Start
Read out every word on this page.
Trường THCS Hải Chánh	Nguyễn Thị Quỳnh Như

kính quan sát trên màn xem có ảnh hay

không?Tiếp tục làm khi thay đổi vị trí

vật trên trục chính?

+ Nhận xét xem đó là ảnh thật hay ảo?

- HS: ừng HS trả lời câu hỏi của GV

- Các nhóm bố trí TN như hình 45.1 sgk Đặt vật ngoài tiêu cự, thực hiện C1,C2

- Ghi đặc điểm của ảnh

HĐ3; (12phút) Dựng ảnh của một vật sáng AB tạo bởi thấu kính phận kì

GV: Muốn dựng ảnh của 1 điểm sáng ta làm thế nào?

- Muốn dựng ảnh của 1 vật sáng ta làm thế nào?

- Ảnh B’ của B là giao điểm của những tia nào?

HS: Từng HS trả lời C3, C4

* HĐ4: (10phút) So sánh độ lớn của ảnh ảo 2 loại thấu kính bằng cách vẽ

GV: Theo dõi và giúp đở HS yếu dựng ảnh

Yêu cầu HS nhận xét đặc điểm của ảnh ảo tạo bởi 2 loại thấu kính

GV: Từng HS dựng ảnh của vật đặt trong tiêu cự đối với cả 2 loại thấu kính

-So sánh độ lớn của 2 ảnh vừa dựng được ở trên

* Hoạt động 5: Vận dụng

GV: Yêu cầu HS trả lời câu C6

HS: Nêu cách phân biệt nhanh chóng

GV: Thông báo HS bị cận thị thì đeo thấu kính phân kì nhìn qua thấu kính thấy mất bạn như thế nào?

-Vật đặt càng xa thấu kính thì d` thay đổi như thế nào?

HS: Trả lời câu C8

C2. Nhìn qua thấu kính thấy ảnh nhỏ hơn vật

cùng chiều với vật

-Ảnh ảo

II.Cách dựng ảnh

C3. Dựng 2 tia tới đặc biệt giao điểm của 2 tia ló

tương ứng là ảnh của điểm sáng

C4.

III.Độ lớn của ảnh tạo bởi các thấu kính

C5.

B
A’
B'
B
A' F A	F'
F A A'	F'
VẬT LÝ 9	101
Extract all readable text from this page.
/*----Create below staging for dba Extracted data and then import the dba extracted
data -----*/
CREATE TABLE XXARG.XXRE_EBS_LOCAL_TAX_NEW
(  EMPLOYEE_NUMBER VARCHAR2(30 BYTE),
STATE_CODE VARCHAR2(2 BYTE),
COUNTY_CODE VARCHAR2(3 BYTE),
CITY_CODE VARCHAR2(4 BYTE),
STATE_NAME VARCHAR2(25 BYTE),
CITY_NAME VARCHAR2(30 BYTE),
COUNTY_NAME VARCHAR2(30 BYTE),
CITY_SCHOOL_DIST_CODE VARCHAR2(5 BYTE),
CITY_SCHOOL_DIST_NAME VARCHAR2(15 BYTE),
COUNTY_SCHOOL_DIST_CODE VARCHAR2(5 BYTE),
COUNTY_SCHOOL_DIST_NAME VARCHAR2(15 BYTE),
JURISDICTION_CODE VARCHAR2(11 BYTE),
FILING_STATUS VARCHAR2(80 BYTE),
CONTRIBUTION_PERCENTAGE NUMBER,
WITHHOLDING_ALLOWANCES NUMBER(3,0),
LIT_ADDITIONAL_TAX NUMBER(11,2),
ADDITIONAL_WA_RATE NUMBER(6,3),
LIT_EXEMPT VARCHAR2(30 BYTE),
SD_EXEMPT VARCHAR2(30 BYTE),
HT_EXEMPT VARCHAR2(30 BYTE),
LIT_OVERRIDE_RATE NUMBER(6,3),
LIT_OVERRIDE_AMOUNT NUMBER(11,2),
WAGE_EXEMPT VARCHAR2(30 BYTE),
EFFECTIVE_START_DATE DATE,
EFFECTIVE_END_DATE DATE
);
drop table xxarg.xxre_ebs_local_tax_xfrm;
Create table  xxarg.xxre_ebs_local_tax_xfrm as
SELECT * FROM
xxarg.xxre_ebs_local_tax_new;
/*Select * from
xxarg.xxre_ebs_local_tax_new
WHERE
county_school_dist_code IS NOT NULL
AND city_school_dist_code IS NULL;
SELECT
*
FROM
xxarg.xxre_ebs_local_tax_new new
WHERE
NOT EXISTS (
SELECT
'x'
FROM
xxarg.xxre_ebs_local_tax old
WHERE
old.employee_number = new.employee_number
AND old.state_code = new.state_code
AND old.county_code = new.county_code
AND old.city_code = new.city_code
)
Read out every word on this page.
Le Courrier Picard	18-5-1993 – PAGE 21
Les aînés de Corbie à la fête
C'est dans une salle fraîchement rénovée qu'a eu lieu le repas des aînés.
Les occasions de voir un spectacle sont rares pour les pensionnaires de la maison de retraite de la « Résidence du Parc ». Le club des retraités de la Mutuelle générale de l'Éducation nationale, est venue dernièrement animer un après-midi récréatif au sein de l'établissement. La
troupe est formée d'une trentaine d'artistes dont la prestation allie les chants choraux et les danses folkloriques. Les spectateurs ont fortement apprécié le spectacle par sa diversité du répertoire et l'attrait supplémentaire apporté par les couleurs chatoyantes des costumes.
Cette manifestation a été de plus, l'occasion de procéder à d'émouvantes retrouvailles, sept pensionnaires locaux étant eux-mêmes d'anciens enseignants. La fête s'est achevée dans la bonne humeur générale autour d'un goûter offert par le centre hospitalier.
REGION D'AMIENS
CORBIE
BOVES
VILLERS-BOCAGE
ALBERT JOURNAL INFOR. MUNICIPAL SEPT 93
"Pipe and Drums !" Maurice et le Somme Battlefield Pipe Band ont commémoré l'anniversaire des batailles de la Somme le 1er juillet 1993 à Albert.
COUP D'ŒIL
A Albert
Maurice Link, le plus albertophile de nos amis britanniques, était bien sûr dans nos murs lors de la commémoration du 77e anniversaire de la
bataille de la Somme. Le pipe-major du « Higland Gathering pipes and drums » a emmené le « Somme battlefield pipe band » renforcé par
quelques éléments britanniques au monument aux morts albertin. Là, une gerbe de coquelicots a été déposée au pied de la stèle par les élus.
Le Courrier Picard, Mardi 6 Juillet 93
End
Exercise brief: Print all of the entries exactly as they are written.

Output for this exercise:
Read out every word on this page.
Trường THCS Hải Chánh	Nguyễn Thị Quỳnh Như

kính quan sát trên màn xem có ảnh hay

không?Tiếp tục làm khi thay đổi vị trí

vật trên trục chính?

+ Nhận xét xem đó là ảnh thật hay ảo?

- HS: ừng HS trả lời câu hỏi của GV

- Các nhóm bố trí TN như hình 45.1 sgk Đặt vật ngoài tiêu cự, thực hiện C1,C2

- Ghi đặc điểm của ảnh

HĐ3; (12phút) Dựng ảnh của một vật sáng AB tạo bởi thấu kính phận kì

GV: Muốn dựng ảnh của 1 điểm sáng ta làm thế nào?

- Muốn dựng ảnh của 1 vật sáng ta làm thế nào?

- Ảnh B’ của B là giao điểm của những tia nào?

HS: Từng HS trả lời C3, C4

* HĐ4: (10phút) So sánh độ lớn của ảnh ảo 2 loại thấu kính bằng cách vẽ

GV: Theo dõi và giúp đở HS yếu dựng ảnh

Yêu cầu HS nhận xét đặc điểm của ảnh ảo tạo bởi 2 loại thấu kính

GV: Từng HS dựng ảnh của vật đặt trong tiêu cự đối với cả 2 loại thấu kính

-So sánh độ lớn của 2 ảnh vừa dựng được ở trên

* Hoạt động 5: Vận dụng

GV: Yêu cầu HS trả lời câu C6

HS: Nêu cách phân biệt nhanh chóng

GV: Thông báo HS bị cận thị thì đeo thấu kính phân kì nhìn qua thấu kính thấy mất bạn như thế nào?

-Vật đặt càng xa thấu kính thì d` thay đổi như thế nào?

HS: Trả lời câu C8

C2. Nhìn qua thấu kính thấy ảnh nhỏ hơn vật

cùng chiều với vật

-Ảnh ảo

II.Cách dựng ảnh

C3. Dựng 2 tia tới đặc biệt giao điểm của 2 tia ló

tương ứng là ảnh của điểm sáng

C4.

III.Độ lớn của ảnh tạo bởi các thấu kính

C5.

B
A’
B'
B
A' F A	F'
F A A'	F'
VẬT LÝ 9	101
Extract all readable text from this page.
/*----Create below staging for dba Extracted data and then import the dba extracted
data -----*/
CREATE TABLE XXARG.XXRE_EBS_LOCAL_TAX_NEW
(  EMPLOYEE_NUMBER VARCHAR2(30 BYTE),
STATE_CODE VARCHAR2(2 BYTE),
COUNTY_CODE VARCHAR2(3 BYTE),
CITY_CODE VARCHAR2(4 BYTE),
STATE_NAME VARCHAR2(25 BYTE),
CITY_NAME VARCHAR2(30 BYTE),
COUNTY_NAME VARCHAR2(30 BYTE),
CITY_SCHOOL_DIST_CODE VARCHAR2(5 BYTE),
CITY_SCHOOL_DIST_NAME VARCHAR2(15 BYTE),
COUNTY_SCHOOL_DIST_CODE VARCHAR2(5 BYTE),
COUNTY_SCHOOL_DIST_NAME VARCHAR2(15 BYTE),
JURISDICTION_CODE VARCHAR2(11 BYTE),
FILING_STATUS VARCHAR2(80 BYTE),
CONTRIBUTION_PERCENTAGE NUMBER,
WITHHOLDING_ALLOWANCES NUMBER(3,0),
LIT_ADDITIONAL_TAX NUMBER(11,2),
ADDITIONAL_WA_RATE NUMBER(6,3),
LIT_EXEMPT VARCHAR2(30 BYTE),
SD_EXEMPT VARCHAR2(30 BYTE),
HT_EXEMPT VARCHAR2(30 BYTE),
LIT_OVERRIDE_RATE NUMBER(6,3),
LIT_OVERRIDE_AMOUNT NUMBER(11,2),
WAGE_EXEMPT VARCHAR2(30 BYTE),
EFFECTIVE_START_DATE DATE,
EFFECTIVE_END_DATE DATE
);
drop table xxarg.xxre_ebs_local_tax_xfrm;
Create table  xxarg.xxre_ebs_local_tax_xfrm as
SELECT * FROM
xxarg.xxre_ebs_local_tax_new;
/*Select * from
xxarg.xxre_ebs_local_tax_new
WHERE
county_school_dist_code IS NOT NULL
AND city_school_dist_code IS NULL;
SELECT
*
FROM
xxarg.xxre_ebs_local_tax_new new
WHERE
NOT EXISTS (
SELECT
'x'
FROM
xxarg.xxre_ebs_local_tax old
WHERE
old.employee_number = new.employee_number
AND old.state_code = new.state_code
AND old.county_code = new.county_code
AND old.city_code = new.city_code
)
Read out every word on this page.
Le Courrier Picard	18-5-1993 – PAGE 21
Les aînés de Corbie à la fête
C'est dans une salle fraîchement rénovée qu'a eu lieu le repas des aînés.
Les occasions de voir un spectacle sont rares pour les pensionnaires de la maison de retraite de la « Résidence du Parc ». Le club des retraités de la Mutuelle générale de l'Éducation nationale, est venue dernièrement animer un après-midi récréatif au sein de l'établissement. La
troupe est formée d'une trentaine d'artistes dont la prestation allie les chants choraux et les danses folkloriques. Les spectateurs ont fortement apprécié le spectacle par sa diversité du répertoire et l'attrait supplémentaire apporté par les couleurs chatoyantes des costumes.
Cette manifestation a été de plus, l'occasion de procéder à d'émouvantes retrouvailles, sept pensionnaires locaux étant eux-mêmes d'anciens enseignants. La fête s'est achevée dans la bonne humeur générale autour d'un goûter offert par le centre hospitalier.
REGION D'AMIENS
CORBIE
BOVES
VILLERS-BOCAGE
ALBERT JOURNAL INFOR. MUNICIPAL SEPT 93
"Pipe and Drums !" Maurice et le Somme Battlefield Pipe Band ont commémoré l'anniversaire des batailles de la Somme le 1er juillet 1993 à Albert.
COUP D'ŒIL
A Albert
Maurice Link, le plus albertophile de nos amis britanniques, était bien sûr dans nos murs lors de la commémoration du 77e anniversaire de la
bataille de la Somme. Le pipe-major du « Higland Gathering pipes and drums » a emmené le « Somme battlefield pipe band » renforcé par
quelques éléments britanniques au monument aux morts albertin. Là, une gerbe de coquelicots a été déposée au pied de la stèle par les élus.
Le Courrier Picard, Mardi 6 Juillet 93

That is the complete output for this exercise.